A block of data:
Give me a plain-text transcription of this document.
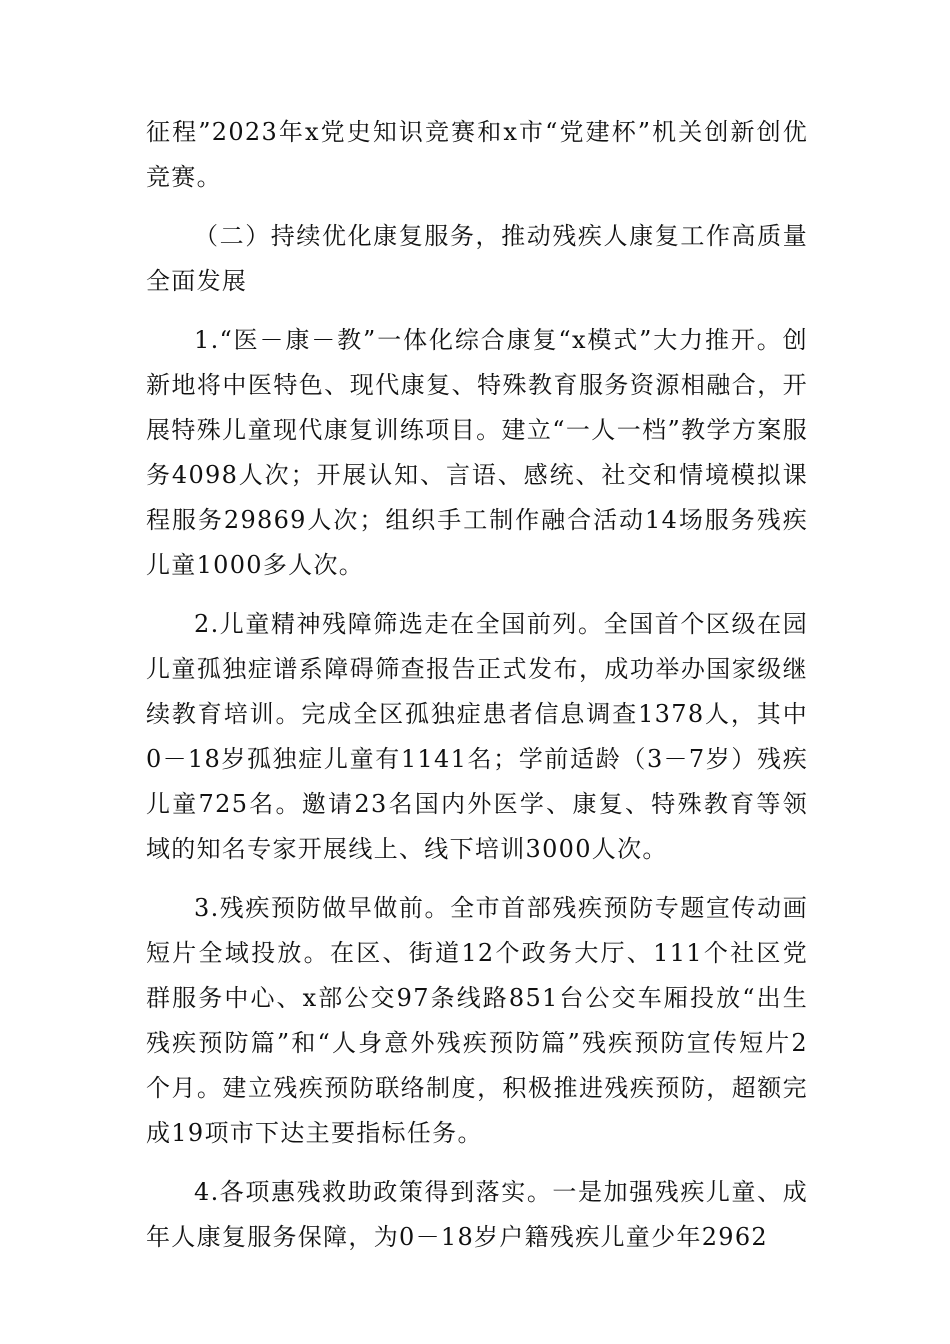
征程”2023年x党史知识竞赛和x市“党建杯”机关创新创优竞赛。

（二）持续优化康复服务，推动残疾人康复工作高质量全面发展

1.“医－康－教”一体化综合康复“x模式”大力推开。创新地将中医特色、现代康复、特殊教育服务资源相融合，开展特殊儿童现代康复训练项目。建立“一人一档”教学方案服务4098人次；开展认知、言语、感统、社交和情境模拟课程服务29869人次；组织手工制作融合活动14场服务残疾儿童1000多人次。

2.儿童精神残障筛选走在全国前列。全国首个区级在园儿童孤独症谱系障碍筛查报告正式发布，成功举办国家级继续教育培训。完成全区孤独症患者信息调查1378人，其中0－18岁孤独症儿童有1141名；学前适龄（3－7岁）残疾儿童725名。邀请23名国内外医学、康复、特殊教育等领域的知名专家开展线上、线下培训3000人次。

3.残疾预防做早做前。全市首部残疾预防专题宣传动画短片全域投放。在区、街道12个政务大厅、111个社区党群服务中心、x部公交97条线路851台公交车厢投放“出生残疾预防篇”和“人身意外残疾预防篇”残疾预防宣传短片2个月。建立残疾预防联络制度，积极推进残疾预防，超额完成19项市下达主要指标任务。

4.各项惠残救助政策得到落实。一是加强残疾儿童、成年人康复服务保障，为0－18岁户籍残疾儿童少年2962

**Task details:** Set the pictures aside and transcribe the data above exactly.

**Exercise solution:**
Give me a plain-text transcription of this document.
征程”2023年x党史知识竞赛和x市“党建杯”机关创新创优竞赛。

（二）持续优化康复服务，推动残疾人康复工作高质量全面发展

1.“医－康－教”一体化综合康复“x模式”大力推开。创新地将中医特色、现代康复、特殊教育服务资源相融合，开展特殊儿童现代康复训练项目。建立“一人一档”教学方案服务4098人次；开展认知、言语、感统、社交和情境模拟课程服务29869人次；组织手工制作融合活动14场服务残疾儿童1000多人次。

2.儿童精神残障筛选走在全国前列。全国首个区级在园儿童孤独症谱系障碍筛查报告正式发布，成功举办国家级继续教育培训。完成全区孤独症患者信息调查1378人，其中0－18岁孤独症儿童有1141名；学前适龄（3－7岁）残疾儿童725名。邀请23名国内外医学、康复、特殊教育等领域的知名专家开展线上、线下培训3000人次。

3.残疾预防做早做前。全市首部残疾预防专题宣传动画短片全域投放。在区、街道12个政务大厅、111个社区党群服务中心、x部公交97条线路851台公交车厢投放“出生残疾预防篇”和“人身意外残疾预防篇”残疾预防宣传短片2个月。建立残疾预防联络制度，积极推进残疾预防，超额完成19项市下达主要指标任务。

4.各项惠残救助政策得到落实。一是加强残疾儿童、成年人康复服务保障，为0－18岁户籍残疾儿童少年2962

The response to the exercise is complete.